• [MATERIAL SHOWN]
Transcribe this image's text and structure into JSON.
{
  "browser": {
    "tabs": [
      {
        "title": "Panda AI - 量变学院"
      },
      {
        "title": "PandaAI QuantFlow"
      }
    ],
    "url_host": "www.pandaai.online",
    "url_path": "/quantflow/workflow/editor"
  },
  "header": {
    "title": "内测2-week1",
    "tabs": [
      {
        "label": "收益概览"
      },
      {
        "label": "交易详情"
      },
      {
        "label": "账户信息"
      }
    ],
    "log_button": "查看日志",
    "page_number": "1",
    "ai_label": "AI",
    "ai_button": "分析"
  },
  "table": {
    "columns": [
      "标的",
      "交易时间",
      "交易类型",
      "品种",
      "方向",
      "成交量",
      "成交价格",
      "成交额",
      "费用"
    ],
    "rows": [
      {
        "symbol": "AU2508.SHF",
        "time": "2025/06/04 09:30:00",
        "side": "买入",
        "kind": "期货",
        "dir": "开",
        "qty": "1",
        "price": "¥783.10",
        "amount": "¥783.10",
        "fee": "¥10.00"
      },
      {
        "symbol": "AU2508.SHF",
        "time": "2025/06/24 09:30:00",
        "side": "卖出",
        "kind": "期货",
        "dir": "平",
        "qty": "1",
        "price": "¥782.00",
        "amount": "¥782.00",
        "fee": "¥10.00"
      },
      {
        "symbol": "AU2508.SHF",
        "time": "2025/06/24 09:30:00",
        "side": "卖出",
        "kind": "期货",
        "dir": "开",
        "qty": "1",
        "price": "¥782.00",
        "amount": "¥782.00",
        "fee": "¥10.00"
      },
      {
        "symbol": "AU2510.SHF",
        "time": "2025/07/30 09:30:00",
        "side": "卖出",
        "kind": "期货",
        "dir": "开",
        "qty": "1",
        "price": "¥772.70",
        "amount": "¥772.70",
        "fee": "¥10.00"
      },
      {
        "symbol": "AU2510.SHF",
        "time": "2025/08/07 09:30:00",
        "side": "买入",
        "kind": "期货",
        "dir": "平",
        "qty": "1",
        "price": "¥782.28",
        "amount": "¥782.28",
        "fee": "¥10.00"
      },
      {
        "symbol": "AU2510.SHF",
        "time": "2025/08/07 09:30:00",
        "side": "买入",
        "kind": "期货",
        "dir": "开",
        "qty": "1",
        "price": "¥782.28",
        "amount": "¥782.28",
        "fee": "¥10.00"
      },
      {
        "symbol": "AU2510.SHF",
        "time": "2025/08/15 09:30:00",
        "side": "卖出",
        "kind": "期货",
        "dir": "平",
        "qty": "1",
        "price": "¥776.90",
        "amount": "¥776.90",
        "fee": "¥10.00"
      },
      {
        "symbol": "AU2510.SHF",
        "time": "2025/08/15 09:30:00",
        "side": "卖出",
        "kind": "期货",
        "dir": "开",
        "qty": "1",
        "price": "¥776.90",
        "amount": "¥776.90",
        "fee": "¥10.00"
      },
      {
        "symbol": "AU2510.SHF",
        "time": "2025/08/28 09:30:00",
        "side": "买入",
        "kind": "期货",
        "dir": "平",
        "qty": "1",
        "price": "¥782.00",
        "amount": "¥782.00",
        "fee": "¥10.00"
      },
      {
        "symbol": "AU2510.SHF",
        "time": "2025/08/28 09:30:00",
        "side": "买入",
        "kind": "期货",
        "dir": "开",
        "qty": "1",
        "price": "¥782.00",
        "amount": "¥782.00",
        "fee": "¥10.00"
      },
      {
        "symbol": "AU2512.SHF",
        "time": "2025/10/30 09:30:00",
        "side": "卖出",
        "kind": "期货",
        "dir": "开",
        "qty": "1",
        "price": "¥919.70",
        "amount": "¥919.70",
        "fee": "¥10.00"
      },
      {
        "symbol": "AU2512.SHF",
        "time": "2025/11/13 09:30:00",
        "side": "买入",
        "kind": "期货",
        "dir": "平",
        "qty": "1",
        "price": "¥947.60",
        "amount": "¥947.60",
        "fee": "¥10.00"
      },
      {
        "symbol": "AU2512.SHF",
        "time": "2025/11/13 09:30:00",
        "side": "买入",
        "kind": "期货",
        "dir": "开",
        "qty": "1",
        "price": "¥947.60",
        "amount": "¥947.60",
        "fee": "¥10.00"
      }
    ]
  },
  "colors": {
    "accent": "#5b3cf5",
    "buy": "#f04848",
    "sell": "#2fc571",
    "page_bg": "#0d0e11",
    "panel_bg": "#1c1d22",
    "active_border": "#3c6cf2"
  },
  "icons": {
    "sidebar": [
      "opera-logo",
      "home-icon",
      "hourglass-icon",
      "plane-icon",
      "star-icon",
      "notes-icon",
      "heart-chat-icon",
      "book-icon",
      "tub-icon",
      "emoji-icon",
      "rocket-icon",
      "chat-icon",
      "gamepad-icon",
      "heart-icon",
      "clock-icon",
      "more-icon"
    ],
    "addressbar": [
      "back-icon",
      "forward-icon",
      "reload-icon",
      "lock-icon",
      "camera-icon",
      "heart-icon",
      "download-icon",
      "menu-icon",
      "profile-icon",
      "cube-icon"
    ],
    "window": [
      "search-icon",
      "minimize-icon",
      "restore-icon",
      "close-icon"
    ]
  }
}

• [WORK TO COMPLETE] Repeat every entry word for word.

• [EXERCISE ANSWER]
Transcribe this image's text and structure into JSON.
{
  "browser": {
    "tabs": [
      {
        "title": "Panda AI - 量变学院"
      },
      {
        "title": "PandaAI QuantFlow"
      }
    ],
    "url_host": "www.pandaai.online",
    "url_path": "/quantflow/workflow/editor"
  },
  "header": {
    "title": "内测2-week1",
    "tabs": [
      {
        "label": "收益概览"
      },
      {
        "label": "交易详情"
      },
      {
        "label": "账户信息"
      }
    ],
    "log_button": "查看日志",
    "page_number": "1",
    "ai_label": "AI",
    "ai_button": "分析"
  },
  "table": {
    "columns": [
      "标的",
      "交易时间",
      "交易类型",
      "品种",
      "方向",
      "成交量",
      "成交价格",
      "成交额",
      "费用"
    ],
    "rows": [
      {
        "symbol": "AU2508.SHF",
        "time": "2025/06/04 09:30:00",
        "side": "买入",
        "kind": "期货",
        "dir": "开",
        "qty": "1",
        "price": "¥783.10",
        "amount": "¥783.10",
        "fee": "¥10.00"
      },
      {
        "symbol": "AU2508.SHF",
        "time": "2025/06/24 09:30:00",
        "side": "卖出",
        "kind": "期货",
        "dir": "平",
        "qty": "1",
        "price": "¥782.00",
        "amount": "¥782.00",
        "fee": "¥10.00"
      },
      {
        "symbol": "AU2508.SHF",
        "time": "2025/06/24 09:30:00",
        "side": "卖出",
        "kind": "期货",
        "dir": "开",
        "qty": "1",
        "price": "¥782.00",
        "amount": "¥782.00",
        "fee": "¥10.00"
      },
      {
        "symbol": "AU2510.SHF",
        "time": "2025/07/30 09:30:00",
        "side": "卖出",
        "kind": "期货",
        "dir": "开",
        "qty": "1",
        "price": "¥772.70",
        "amount": "¥772.70",
        "fee": "¥10.00"
      },
      {
        "symbol": "AU2510.SHF",
        "time": "2025/08/07 09:30:00",
        "side": "买入",
        "kind": "期货",
        "dir": "平",
        "qty": "1",
        "price": "¥782.28",
        "amount": "¥782.28",
        "fee": "¥10.00"
      },
      {
        "symbol": "AU2510.SHF",
        "time": "2025/08/07 09:30:00",
        "side": "买入",
        "kind": "期货",
        "dir": "开",
        "qty": "1",
        "price": "¥782.28",
        "amount": "¥782.28",
        "fee": "¥10.00"
      },
      {
        "symbol": "AU2510.SHF",
        "time": "2025/08/15 09:30:00",
        "side": "卖出",
        "kind": "期货",
        "dir": "平",
        "qty": "1",
        "price": "¥776.90",
        "amount": "¥776.90",
        "fee": "¥10.00"
      },
      {
        "symbol": "AU2510.SHF",
        "time": "2025/08/15 09:30:00",
        "side": "卖出",
        "kind": "期货",
        "dir": "开",
        "qty": "1",
        "price": "¥776.90",
        "amount": "¥776.90",
        "fee": "¥10.00"
      },
      {
        "symbol": "AU2510.SHF",
        "time": "2025/08/28 09:30:00",
        "side": "买入",
        "kind": "期货",
        "dir": "平",
        "qty": "1",
        "price": "¥782.00",
        "amount": "¥782.00",
        "fee": "¥10.00"
      },
      {
        "symbol": "AU2510.SHF",
        "time": "2025/08/28 09:30:00",
        "side": "买入",
        "kind": "期货",
        "dir": "开",
        "qty": "1",
        "price": "¥782.00",
        "amount": "¥782.00",
        "fee": "¥10.00"
      },
      {
        "symbol": "AU2512.SHF",
        "time": "2025/10/30 09:30:00",
        "side": "卖出",
        "kind": "期货",
        "dir": "开",
        "qty": "1",
        "price": "¥919.70",
        "amount": "¥919.70",
        "fee": "¥10.00"
      },
      {
        "symbol": "AU2512.SHF",
        "time": "2025/11/13 09:30:00",
        "side": "买入",
        "kind": "期货",
        "dir": "平",
        "qty": "1",
        "price": "¥947.60",
        "amount": "¥947.60",
        "fee": "¥10.00"
      },
      {
        "symbol": "AU2512.SHF",
        "time": "2025/11/13 09:30:00",
        "side": "买入",
        "kind": "期货",
        "dir": "开",
        "qty": "1",
        "price": "¥947.60",
        "amount": "¥947.60",
        "fee": "¥10.00"
      }
    ]
  },
  "colors": {
    "accent": "#5b3cf5",
    "buy": "#f04848",
    "sell": "#2fc571",
    "page_bg": "#0d0e11",
    "panel_bg": "#1c1d22",
    "active_border": "#3c6cf2"
  },
  "icons": {
    "sidebar": [
      "opera-logo",
      "home-icon",
      "hourglass-icon",
      "plane-icon",
      "star-icon",
      "notes-icon",
      "heart-chat-icon",
      "book-icon",
      "tub-icon",
      "emoji-icon",
      "rocket-icon",
      "chat-icon",
      "gamepad-icon",
      "heart-icon",
      "clock-icon",
      "more-icon"
    ],
    "addressbar": [
      "back-icon",
      "forward-icon",
      "reload-icon",
      "lock-icon",
      "camera-icon",
      "heart-icon",
      "download-icon",
      "menu-icon",
      "profile-icon",
      "cube-icon"
    ],
    "window": [
      "search-icon",
      "minimize-icon",
      "restore-icon",
      "close-icon"
    ]
  }
}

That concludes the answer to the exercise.